◆ **Excerpted text**
::::::::
Using the Disney Method in teaching

So the Disney method? Well it’s quite simple. Disney thought that in order to engage the natural thinking styles of a group of people (we all think differently) the it’s important to understand both their communication and relational skills. Without doing this, whatever is being introduced will be un-matched to the group and fail to influence. If you’ve ever watched a powerpoint and fell asleep, this is the opposite of Disney’s theory of engaging audiences. It’s a parallel thinking technique.

Disney saw people in four ways. This also connects with Kieren Egan’s theories of imaginative education which is why I like it for games. The Spectator, The Dreamer, Realist and Critic provide a model of thinking styles that is relevant to children’s approach to transformational play (something that Bron Stuckey) talks about so well. Classroom games are experiences, not necessarily digital objects, so the importance here is to offer experiences around a game object or game-like scenario that match or influence the thinking style of the students.

The SPECTATOR looks at how this is viewed from the outside. You look at facts and evidence, rather than opinion. They use data to argue facts.

The DREAMER is critical to developing new ideas and goals – to widen the areas of thought. These don’t have to be achievable or even real. To the dreamer, anything is possible. They are not constrained by reality or judgement or criticism. In students, this helps develop agency.

The REALIST is necessary as a means of transferring those ideas in concrete expression – defines actions to be taken. This means taking what is being communicating and un-packing it using cognitive knowledge and skills. What can be done in reality, and what is best left to the imagination. The problem with realists is that if they don’t learn to balance what CAN be done with what is imagined, hypothesised and unreal, is that they become lock-stepped by narrow thinking. In other words, even the most realistic and pragmatic, need to act as if anything is possible more often.
::::::::
(Spatial annotation entries)

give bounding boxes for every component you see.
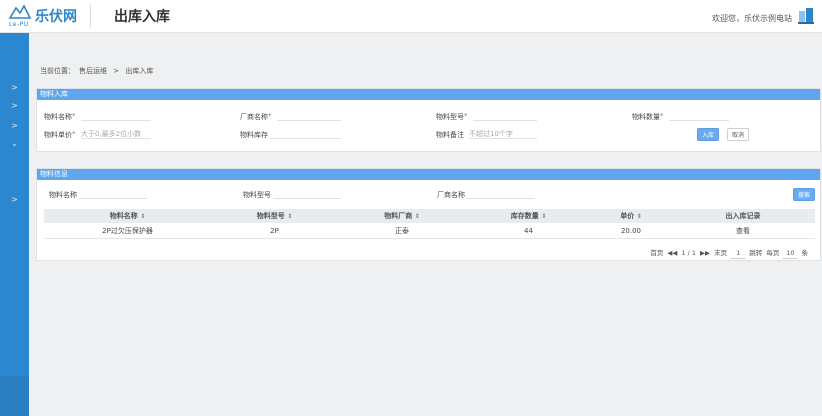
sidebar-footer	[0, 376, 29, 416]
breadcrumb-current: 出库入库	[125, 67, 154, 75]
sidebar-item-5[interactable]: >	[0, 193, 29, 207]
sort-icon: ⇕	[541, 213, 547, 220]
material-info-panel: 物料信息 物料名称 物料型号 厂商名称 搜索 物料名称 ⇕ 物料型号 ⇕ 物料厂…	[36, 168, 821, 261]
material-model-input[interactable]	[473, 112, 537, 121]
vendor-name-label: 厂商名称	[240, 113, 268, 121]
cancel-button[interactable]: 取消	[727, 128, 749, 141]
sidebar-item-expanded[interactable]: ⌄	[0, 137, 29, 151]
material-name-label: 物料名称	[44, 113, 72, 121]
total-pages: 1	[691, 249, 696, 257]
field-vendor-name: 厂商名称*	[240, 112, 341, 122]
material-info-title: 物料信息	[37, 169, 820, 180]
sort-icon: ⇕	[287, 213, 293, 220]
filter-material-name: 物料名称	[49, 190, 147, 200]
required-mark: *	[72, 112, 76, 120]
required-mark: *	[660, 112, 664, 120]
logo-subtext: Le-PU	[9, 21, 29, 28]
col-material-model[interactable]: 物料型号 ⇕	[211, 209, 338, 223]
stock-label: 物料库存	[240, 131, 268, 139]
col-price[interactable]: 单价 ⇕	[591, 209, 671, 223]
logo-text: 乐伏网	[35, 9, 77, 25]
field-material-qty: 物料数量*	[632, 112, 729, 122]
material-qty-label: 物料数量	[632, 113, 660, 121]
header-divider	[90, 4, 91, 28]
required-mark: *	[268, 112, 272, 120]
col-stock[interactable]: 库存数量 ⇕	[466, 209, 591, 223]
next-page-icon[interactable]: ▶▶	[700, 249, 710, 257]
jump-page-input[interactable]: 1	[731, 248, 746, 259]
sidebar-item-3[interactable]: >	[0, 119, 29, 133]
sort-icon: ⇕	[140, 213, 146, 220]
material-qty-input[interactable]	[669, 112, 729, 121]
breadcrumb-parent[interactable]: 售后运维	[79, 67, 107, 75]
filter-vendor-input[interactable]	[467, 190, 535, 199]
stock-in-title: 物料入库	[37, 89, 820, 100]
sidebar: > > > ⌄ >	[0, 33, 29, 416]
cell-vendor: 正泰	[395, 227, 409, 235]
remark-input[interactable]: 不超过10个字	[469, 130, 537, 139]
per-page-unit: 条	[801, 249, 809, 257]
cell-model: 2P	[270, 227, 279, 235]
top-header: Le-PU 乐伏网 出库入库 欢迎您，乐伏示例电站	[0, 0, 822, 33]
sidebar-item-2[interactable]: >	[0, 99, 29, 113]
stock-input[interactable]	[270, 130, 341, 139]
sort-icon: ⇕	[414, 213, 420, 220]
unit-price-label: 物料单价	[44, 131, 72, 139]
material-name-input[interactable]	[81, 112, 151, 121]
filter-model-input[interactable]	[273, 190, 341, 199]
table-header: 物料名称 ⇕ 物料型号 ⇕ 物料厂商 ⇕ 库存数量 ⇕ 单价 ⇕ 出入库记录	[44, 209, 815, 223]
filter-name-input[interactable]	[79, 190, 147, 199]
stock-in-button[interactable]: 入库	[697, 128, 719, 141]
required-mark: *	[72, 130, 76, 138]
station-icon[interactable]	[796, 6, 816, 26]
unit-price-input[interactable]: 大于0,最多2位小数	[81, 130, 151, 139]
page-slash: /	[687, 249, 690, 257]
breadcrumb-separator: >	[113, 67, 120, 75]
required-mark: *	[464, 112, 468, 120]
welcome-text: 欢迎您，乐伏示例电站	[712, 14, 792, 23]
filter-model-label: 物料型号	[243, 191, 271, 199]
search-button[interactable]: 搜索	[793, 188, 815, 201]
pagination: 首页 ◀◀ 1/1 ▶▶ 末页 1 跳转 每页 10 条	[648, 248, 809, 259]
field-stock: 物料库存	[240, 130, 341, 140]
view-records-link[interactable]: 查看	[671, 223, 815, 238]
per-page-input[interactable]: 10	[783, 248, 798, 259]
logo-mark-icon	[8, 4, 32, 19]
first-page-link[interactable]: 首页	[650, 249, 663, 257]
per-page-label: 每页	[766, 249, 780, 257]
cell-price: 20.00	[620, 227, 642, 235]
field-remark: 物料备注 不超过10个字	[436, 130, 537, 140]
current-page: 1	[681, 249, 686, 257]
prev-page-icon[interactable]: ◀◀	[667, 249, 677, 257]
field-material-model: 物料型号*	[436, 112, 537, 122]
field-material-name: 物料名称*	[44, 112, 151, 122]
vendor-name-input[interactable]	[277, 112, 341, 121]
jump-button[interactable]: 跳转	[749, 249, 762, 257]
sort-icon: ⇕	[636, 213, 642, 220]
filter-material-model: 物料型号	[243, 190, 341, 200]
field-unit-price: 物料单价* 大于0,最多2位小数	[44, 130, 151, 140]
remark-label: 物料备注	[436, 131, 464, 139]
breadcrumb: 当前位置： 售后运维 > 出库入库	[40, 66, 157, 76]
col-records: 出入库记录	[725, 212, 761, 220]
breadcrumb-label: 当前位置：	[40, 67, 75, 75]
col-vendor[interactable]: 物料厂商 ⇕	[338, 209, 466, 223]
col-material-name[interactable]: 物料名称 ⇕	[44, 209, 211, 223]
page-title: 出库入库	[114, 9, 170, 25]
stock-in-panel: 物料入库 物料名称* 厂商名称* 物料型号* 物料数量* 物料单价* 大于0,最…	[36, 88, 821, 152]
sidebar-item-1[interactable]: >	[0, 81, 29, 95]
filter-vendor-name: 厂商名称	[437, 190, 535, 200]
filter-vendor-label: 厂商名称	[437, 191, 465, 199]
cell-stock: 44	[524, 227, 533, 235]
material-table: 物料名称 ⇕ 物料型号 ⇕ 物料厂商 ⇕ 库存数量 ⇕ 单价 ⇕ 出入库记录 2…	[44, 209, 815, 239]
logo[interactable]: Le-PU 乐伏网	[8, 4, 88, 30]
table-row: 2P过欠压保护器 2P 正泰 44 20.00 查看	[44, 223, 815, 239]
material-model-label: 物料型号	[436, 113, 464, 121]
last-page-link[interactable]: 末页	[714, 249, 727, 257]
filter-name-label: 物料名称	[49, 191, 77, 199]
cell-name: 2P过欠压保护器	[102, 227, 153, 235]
::::::::
Print the passage of the Disney Method text starting with "The DREAMER is" and going on through "helps develop agency.".

The DREAMER is critical to developing new ideas and goals – to widen the areas of thought. These don’t have to be achievable or even real. To the dreamer, anything is possible. They are not constrained by reality or judgement or criticism. In students, this helps develop agency.